* _STATED EXERCISE_
Each entry that follows must be output without any deviation.

* _SUPPLIED MATERIAL_

──────

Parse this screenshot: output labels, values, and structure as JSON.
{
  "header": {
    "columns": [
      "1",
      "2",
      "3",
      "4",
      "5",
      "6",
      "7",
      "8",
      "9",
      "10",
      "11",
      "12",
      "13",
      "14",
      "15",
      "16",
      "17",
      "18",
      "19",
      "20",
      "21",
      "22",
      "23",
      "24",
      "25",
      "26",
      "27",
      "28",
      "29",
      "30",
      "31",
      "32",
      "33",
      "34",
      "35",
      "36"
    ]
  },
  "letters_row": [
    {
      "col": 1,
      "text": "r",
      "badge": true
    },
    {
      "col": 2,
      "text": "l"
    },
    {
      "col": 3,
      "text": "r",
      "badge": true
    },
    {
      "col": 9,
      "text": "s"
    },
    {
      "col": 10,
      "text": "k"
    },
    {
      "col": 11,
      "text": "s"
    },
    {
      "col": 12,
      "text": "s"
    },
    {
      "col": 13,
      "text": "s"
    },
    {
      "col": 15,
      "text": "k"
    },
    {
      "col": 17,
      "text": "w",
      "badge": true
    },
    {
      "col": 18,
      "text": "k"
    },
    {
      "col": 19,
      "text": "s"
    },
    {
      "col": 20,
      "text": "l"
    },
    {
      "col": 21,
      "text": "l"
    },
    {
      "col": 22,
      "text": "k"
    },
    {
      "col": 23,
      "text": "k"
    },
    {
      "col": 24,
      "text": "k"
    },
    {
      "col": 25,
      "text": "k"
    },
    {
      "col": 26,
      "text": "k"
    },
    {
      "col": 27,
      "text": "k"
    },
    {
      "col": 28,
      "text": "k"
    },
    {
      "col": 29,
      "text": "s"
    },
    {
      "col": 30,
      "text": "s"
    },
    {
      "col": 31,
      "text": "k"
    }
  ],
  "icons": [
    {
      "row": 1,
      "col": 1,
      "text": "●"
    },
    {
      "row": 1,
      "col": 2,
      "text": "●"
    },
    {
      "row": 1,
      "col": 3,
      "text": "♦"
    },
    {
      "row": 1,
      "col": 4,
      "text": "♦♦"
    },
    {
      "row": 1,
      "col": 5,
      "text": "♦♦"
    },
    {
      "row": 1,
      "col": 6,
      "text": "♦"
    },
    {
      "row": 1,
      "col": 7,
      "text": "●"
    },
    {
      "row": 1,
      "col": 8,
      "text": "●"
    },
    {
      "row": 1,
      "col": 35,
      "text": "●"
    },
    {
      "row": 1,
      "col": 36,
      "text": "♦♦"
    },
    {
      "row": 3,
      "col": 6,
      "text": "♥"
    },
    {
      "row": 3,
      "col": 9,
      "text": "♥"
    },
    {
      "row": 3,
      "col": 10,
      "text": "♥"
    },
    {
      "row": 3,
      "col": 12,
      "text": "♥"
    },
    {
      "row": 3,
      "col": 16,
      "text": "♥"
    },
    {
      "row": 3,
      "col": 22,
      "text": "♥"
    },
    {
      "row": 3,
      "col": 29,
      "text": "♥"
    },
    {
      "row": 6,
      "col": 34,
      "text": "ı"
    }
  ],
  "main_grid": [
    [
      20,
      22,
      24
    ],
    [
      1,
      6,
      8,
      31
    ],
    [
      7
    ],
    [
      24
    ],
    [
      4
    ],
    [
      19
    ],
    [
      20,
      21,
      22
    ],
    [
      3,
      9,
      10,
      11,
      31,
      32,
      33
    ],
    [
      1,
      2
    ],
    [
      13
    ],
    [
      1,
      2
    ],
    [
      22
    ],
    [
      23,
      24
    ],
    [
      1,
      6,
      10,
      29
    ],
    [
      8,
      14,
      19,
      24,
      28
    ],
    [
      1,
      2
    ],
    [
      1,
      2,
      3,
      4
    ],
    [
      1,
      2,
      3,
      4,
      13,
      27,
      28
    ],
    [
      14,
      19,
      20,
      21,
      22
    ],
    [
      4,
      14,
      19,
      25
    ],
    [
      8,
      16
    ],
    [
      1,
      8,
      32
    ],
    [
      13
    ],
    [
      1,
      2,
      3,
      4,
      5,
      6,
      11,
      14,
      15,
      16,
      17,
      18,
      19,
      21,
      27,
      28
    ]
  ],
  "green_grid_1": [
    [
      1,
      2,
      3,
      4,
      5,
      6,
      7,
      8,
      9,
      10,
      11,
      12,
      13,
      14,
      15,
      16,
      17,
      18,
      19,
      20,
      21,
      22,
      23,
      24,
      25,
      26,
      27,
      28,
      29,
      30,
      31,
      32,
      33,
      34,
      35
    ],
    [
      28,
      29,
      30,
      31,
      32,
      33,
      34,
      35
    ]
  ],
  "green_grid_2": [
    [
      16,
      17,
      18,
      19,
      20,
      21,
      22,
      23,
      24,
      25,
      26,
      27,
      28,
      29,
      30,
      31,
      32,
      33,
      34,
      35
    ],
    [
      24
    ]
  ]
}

──────

* _OUTPUT OF THE EXERCISE_
Parse this screenshot: output labels, values, and structure as JSON.
{
  "header": {
    "columns": [
      "1",
      "2",
      "3",
      "4",
      "5",
      "6",
      "7",
      "8",
      "9",
      "10",
      "11",
      "12",
      "13",
      "14",
      "15",
      "16",
      "17",
      "18",
      "19",
      "20",
      "21",
      "22",
      "23",
      "24",
      "25",
      "26",
      "27",
      "28",
      "29",
      "30",
      "31",
      "32",
      "33",
      "34",
      "35",
      "36"
    ]
  },
  "letters_row": [
    {
      "col": 1,
      "text": "r",
      "badge": true
    },
    {
      "col": 2,
      "text": "l"
    },
    {
      "col": 3,
      "text": "r",
      "badge": true
    },
    {
      "col": 9,
      "text": "s"
    },
    {
      "col": 10,
      "text": "k"
    },
    {
      "col": 11,
      "text": "s"
    },
    {
      "col": 12,
      "text": "s"
    },
    {
      "col": 13,
      "text": "s"
    },
    {
      "col": 15,
      "text": "k"
    },
    {
      "col": 17,
      "text": "w",
      "badge": true
    },
    {
      "col": 18,
      "text": "k"
    },
    {
      "col": 19,
      "text": "s"
    },
    {
      "col": 20,
      "text": "l"
    },
    {
      "col": 21,
      "text": "l"
    },
    {
      "col": 22,
      "text": "k"
    },
    {
      "col": 23,
      "text": "k"
    },
    {
      "col": 24,
      "text": "k"
    },
    {
      "col": 25,
      "text": "k"
    },
    {
      "col": 26,
      "text": "k"
    },
    {
      "col": 27,
      "text": "k"
    },
    {
      "col": 28,
      "text": "k"
    },
    {
      "col": 29,
      "text": "s"
    },
    {
      "col": 30,
      "text": "s"
    },
    {
      "col": 31,
      "text": "k"
    }
  ],
  "icons": [
    {
      "row": 1,
      "col": 1,
      "text": "●"
    },
    {
      "row": 1,
      "col": 2,
      "text": "●"
    },
    {
      "row": 1,
      "col": 3,
      "text": "♦"
    },
    {
      "row": 1,
      "col": 4,
      "text": "♦♦"
    },
    {
      "row": 1,
      "col": 5,
      "text": "♦♦"
    },
    {
      "row": 1,
      "col": 6,
      "text": "♦"
    },
    {
      "row": 1,
      "col": 7,
      "text": "●"
    },
    {
      "row": 1,
      "col": 8,
      "text": "●"
    },
    {
      "row": 1,
      "col": 35,
      "text": "●"
    },
    {
      "row": 1,
      "col": 36,
      "text": "♦♦"
    },
    {
      "row": 3,
      "col": 6,
      "text": "♥"
    },
    {
      "row": 3,
      "col": 9,
      "text": "♥"
    },
    {
      "row": 3,
      "col": 10,
      "text": "♥"
    },
    {
      "row": 3,
      "col": 12,
      "text": "♥"
    },
    {
      "row": 3,
      "col": 16,
      "text": "♥"
    },
    {
      "row": 3,
      "col": 22,
      "text": "♥"
    },
    {
      "row": 3,
      "col": 29,
      "text": "♥"
    },
    {
      "row": 6,
      "col": 34,
      "text": "ı"
    }
  ],
  "main_grid": [
    [
      20,
      22,
      24
    ],
    [
      1,
      6,
      8,
      31
    ],
    [
      7
    ],
    [
      24
    ],
    [
      4
    ],
    [
      19
    ],
    [
      20,
      21,
      22
    ],
    [
      3,
      9,
      10,
      11,
      31,
      32,
      33
    ],
    [
      1,
      2
    ],
    [
      13
    ],
    [
      1,
      2
    ],
    [
      22
    ],
    [
      23,
      24
    ],
    [
      1,
      6,
      10,
      29
    ],
    [
      8,
      14,
      19,
      24,
      28
    ],
    [
      1,
      2
    ],
    [
      1,
      2,
      3,
      4
    ],
    [
      1,
      2,
      3,
      4,
      13,
      27,
      28
    ],
    [
      14,
      19,
      20,
      21,
      22
    ],
    [
      4,
      14,
      19,
      25
    ],
    [
      8,
      16
    ],
    [
      1,
      8,
      32
    ],
    [
      13
    ],
    [
      1,
      2,
      3,
      4,
      5,
      6,
      11,
      14,
      15,
      16,
      17,
      18,
      19,
      21,
      27,
      28
    ]
  ],
  "green_grid_1": [
    [
      1,
      2,
      3,
      4,
      5,
      6,
      7,
      8,
      9,
      10,
      11,
      12,
      13,
      14,
      15,
      16,
      17,
      18,
      19,
      20,
      21,
      22,
      23,
      24,
      25,
      26,
      27,
      28,
      29,
      30,
      31,
      32,
      33,
      34,
      35
    ],
    [
      28,
      29,
      30,
      31,
      32,
      33,
      34,
      35
    ]
  ],
  "green_grid_2": [
    [
      16,
      17,
      18,
      19,
      20,
      21,
      22,
      23,
      24,
      25,
      26,
      27,
      28,
      29,
      30,
      31,
      32,
      33,
      34,
      35
    ],
    [
      24
    ]
  ]
}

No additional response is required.